[Your goal] Records follow. Select each line holding "this".

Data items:

##############################

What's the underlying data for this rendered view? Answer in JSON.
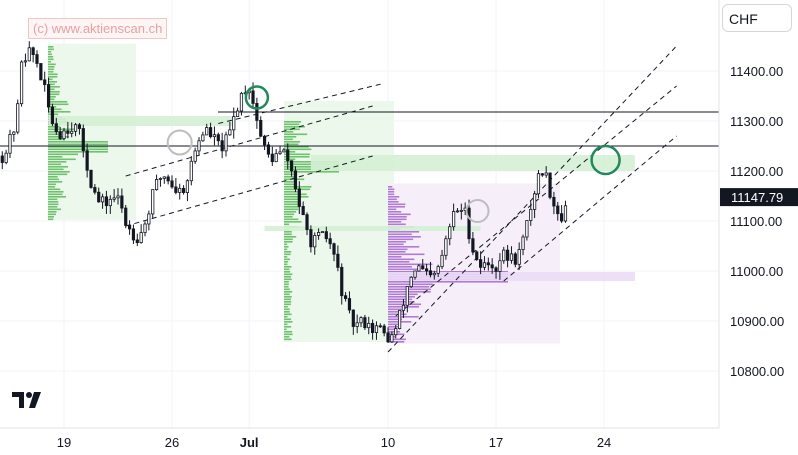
{
  "watermark": "(c) www.aktienscan.ch",
  "currency": "CHF",
  "brand": "TV",
  "colors": {
    "bull": "#131722",
    "bear": "#131722",
    "green_zone": "#d4efd4",
    "purple_zone": "#eadcf5",
    "circle_green": "#1f8a5a",
    "circle_gray": "#bdbdbd",
    "price_label_bg": "#131722"
  },
  "chart_data": {
    "type": "candlestick",
    "y_axis": {
      "ticks": [
        11400,
        11300,
        11200,
        11100,
        11000,
        10900,
        10800
      ],
      "tick_labels": [
        "11400.00",
        "11300.00",
        "11200.00",
        "11100.00",
        "11000.00",
        "10900.00",
        "10800.00"
      ],
      "range": [
        10780,
        11480
      ]
    },
    "x_axis": {
      "tick_labels": [
        "19",
        "26",
        "Jul",
        "10",
        "17",
        "24"
      ]
    },
    "last_price": {
      "value": 11147.79,
      "label": "11147.79"
    },
    "horizontal_lines": [
      11318,
      11250
    ],
    "zones": [
      {
        "color": "green",
        "from": 11290,
        "to": 11310,
        "start": "Jun 18",
        "end": "Jun 30"
      },
      {
        "color": "green",
        "from": 11200,
        "to": 11232,
        "start": "Jul 5",
        "end": "Jul 26"
      },
      {
        "color": "green",
        "from": 11080,
        "to": 11090,
        "start": "Jul 2",
        "end": "Jul 16"
      },
      {
        "color": "purple",
        "from": 10980,
        "to": 10998,
        "start": "Jul 10",
        "end": "Jul 26"
      }
    ],
    "key_points": [
      {
        "date": "Jun 16",
        "price": 11450
      },
      {
        "date": "Jun 23",
        "price": 11080
      },
      {
        "date": "Jul 1",
        "price": 11340
      },
      {
        "date": "Jul 9",
        "price": 10850
      },
      {
        "date": "Jul 15",
        "price": 11110
      },
      {
        "date": "Jul 17",
        "price": 10975
      },
      {
        "date": "Jul 20",
        "price": 11170
      },
      {
        "date": "Jul 21",
        "price": 11147.79
      }
    ]
  }
}
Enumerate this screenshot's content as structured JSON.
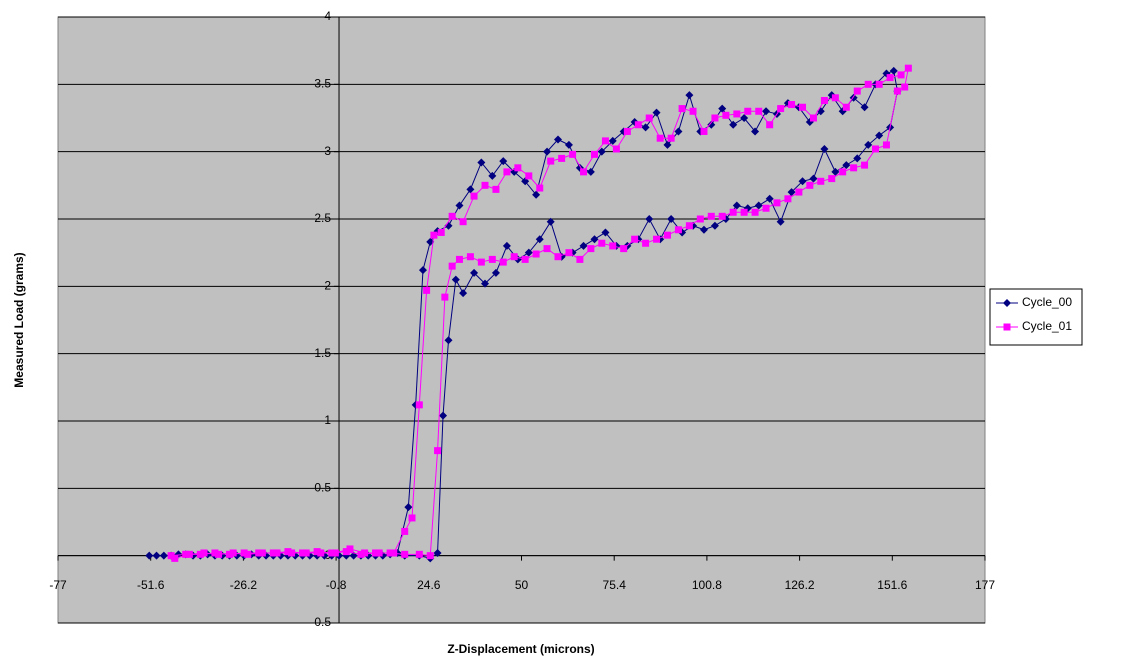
{
  "chart_data": {
    "type": "scatter",
    "x_label": "Z-Displacement (microns)",
    "y_label": "Measured Load (grams)",
    "xlim": [
      -77,
      177
    ],
    "xticks": [
      -77,
      -51.6,
      -26.2,
      -0.8,
      24.6,
      50,
      75.4,
      100.8,
      126.2,
      151.6,
      177
    ],
    "ylim": [
      -0.5,
      4
    ],
    "yticks": [
      -0.5,
      0,
      0.5,
      1,
      1.5,
      2,
      2.5,
      3,
      3.5,
      4
    ],
    "grid": true,
    "legend": "right",
    "background": "#c0c0c0",
    "series": [
      {
        "name": "Cycle_00",
        "color": "#000080",
        "marker": "diamond",
        "x": [
          -52,
          -48,
          -44,
          -40,
          -36,
          -32,
          -28,
          -24,
          -20,
          -16,
          -12,
          -8,
          -4,
          0,
          4,
          8,
          12,
          16,
          19,
          21,
          23,
          25,
          27,
          30,
          33,
          36,
          39,
          42,
          45,
          48,
          51,
          54,
          57,
          60,
          63,
          66,
          69,
          72,
          75,
          78,
          81,
          84,
          87,
          90,
          93,
          96,
          99,
          102,
          105,
          108,
          111,
          114,
          117,
          120,
          123,
          126,
          129,
          132,
          135,
          138,
          141,
          144,
          147,
          150,
          152,
          153,
          151,
          148,
          145,
          142,
          139,
          136,
          133,
          130,
          127,
          124,
          121,
          118,
          115,
          112,
          109,
          106,
          103,
          100,
          97,
          94,
          91,
          88,
          85,
          82,
          79,
          76,
          73,
          70,
          67,
          64,
          61,
          58,
          55,
          52,
          49,
          46,
          43,
          40,
          37,
          34,
          32,
          30,
          28.5,
          27,
          25,
          22,
          18,
          14,
          10,
          6,
          2,
          -2,
          -6,
          -10,
          -14,
          -18,
          -22,
          -26,
          -30,
          -34,
          -38,
          -42,
          -46,
          -50
        ],
        "values": [
          0,
          0,
          0.01,
          0,
          0.01,
          0,
          0,
          0.01,
          0,
          0,
          0,
          0,
          0,
          0,
          0,
          0,
          0,
          0.02,
          0.36,
          1.12,
          2.12,
          2.33,
          2.41,
          2.45,
          2.6,
          2.72,
          2.92,
          2.82,
          2.93,
          2.85,
          2.78,
          2.68,
          3.0,
          3.09,
          3.05,
          2.88,
          2.85,
          3.0,
          3.08,
          3.15,
          3.22,
          3.18,
          3.29,
          3.05,
          3.15,
          3.42,
          3.15,
          3.2,
          3.32,
          3.2,
          3.25,
          3.15,
          3.3,
          3.28,
          3.36,
          3.33,
          3.22,
          3.3,
          3.42,
          3.3,
          3.4,
          3.33,
          3.5,
          3.58,
          3.6,
          3.45,
          3.18,
          3.12,
          3.05,
          2.95,
          2.9,
          2.85,
          3.02,
          2.8,
          2.78,
          2.7,
          2.48,
          2.65,
          2.6,
          2.58,
          2.6,
          2.5,
          2.45,
          2.42,
          2.45,
          2.4,
          2.5,
          2.35,
          2.5,
          2.35,
          2.3,
          2.3,
          2.4,
          2.35,
          2.3,
          2.25,
          2.22,
          2.48,
          2.35,
          2.25,
          2.2,
          2.3,
          2.1,
          2.02,
          2.1,
          1.95,
          2.05,
          1.6,
          1.04,
          0.02,
          -0.02,
          0,
          0,
          0.01,
          0,
          0,
          0,
          0,
          0,
          0,
          0,
          0,
          0,
          0,
          0,
          0,
          0,
          0.01,
          0,
          0
        ]
      },
      {
        "name": "Cycle_01",
        "color": "#ff00ff",
        "marker": "square",
        "x": [
          -45,
          -41,
          -37,
          -33,
          -29,
          -25,
          -21,
          -17,
          -13,
          -9,
          -5,
          -1,
          3,
          7,
          11,
          15,
          18,
          20,
          22,
          24,
          26,
          28,
          31,
          34,
          37,
          40,
          43,
          46,
          49,
          52,
          55,
          58,
          61,
          64,
          67,
          70,
          73,
          76,
          79,
          82,
          85,
          88,
          91,
          94,
          97,
          100,
          103,
          106,
          109,
          112,
          115,
          118,
          121,
          124,
          127,
          130,
          133,
          136,
          139,
          142,
          145,
          148,
          151,
          154,
          156,
          155,
          153,
          150,
          147,
          144,
          141,
          138,
          135,
          132,
          129,
          126,
          123,
          120,
          117,
          114,
          111,
          108,
          105,
          102,
          99,
          96,
          93,
          90,
          87,
          84,
          81,
          78,
          75,
          72,
          69,
          66,
          63,
          60,
          57,
          54,
          51,
          48,
          45,
          42,
          39,
          36,
          33,
          31,
          29,
          27,
          25,
          22,
          18,
          14,
          10,
          6,
          2,
          -2,
          -6,
          -10,
          -14,
          -18,
          -22,
          -26,
          -30,
          -34,
          -38,
          -42,
          -46
        ],
        "values": [
          -0.02,
          0.01,
          0.02,
          0.01,
          0.02,
          0.01,
          0.02,
          0.02,
          0.02,
          0.02,
          0.02,
          0.02,
          0.05,
          0.02,
          0.02,
          0.02,
          0.18,
          0.28,
          1.12,
          1.97,
          2.38,
          2.4,
          2.52,
          2.48,
          2.67,
          2.75,
          2.72,
          2.85,
          2.88,
          2.82,
          2.73,
          2.93,
          2.95,
          2.98,
          2.85,
          2.98,
          3.08,
          3.02,
          3.15,
          3.2,
          3.25,
          3.1,
          3.1,
          3.32,
          3.3,
          3.15,
          3.25,
          3.27,
          3.28,
          3.3,
          3.3,
          3.2,
          3.32,
          3.35,
          3.33,
          3.25,
          3.38,
          3.4,
          3.33,
          3.45,
          3.5,
          3.5,
          3.55,
          3.57,
          3.62,
          3.48,
          3.45,
          3.05,
          3.02,
          2.9,
          2.88,
          2.85,
          2.8,
          2.78,
          2.75,
          2.7,
          2.65,
          2.62,
          2.58,
          2.55,
          2.55,
          2.55,
          2.52,
          2.52,
          2.5,
          2.45,
          2.42,
          2.38,
          2.35,
          2.32,
          2.35,
          2.28,
          2.3,
          2.32,
          2.28,
          2.2,
          2.25,
          2.22,
          2.28,
          2.24,
          2.2,
          2.22,
          2.18,
          2.2,
          2.18,
          2.22,
          2.2,
          2.15,
          1.92,
          0.78,
          0,
          0.01,
          0.01,
          0.02,
          0.02,
          0.01,
          0.03,
          0.02,
          0.03,
          0.02,
          0.03,
          0.02,
          0.02,
          0.02,
          0.01,
          0.02,
          0.01,
          0.01,
          0
        ]
      }
    ]
  }
}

##############################

[Response to the exercise]
What's the underlying data for this rendered view? Answer in JSON.
Enumerate this screenshot's content as structured JSON.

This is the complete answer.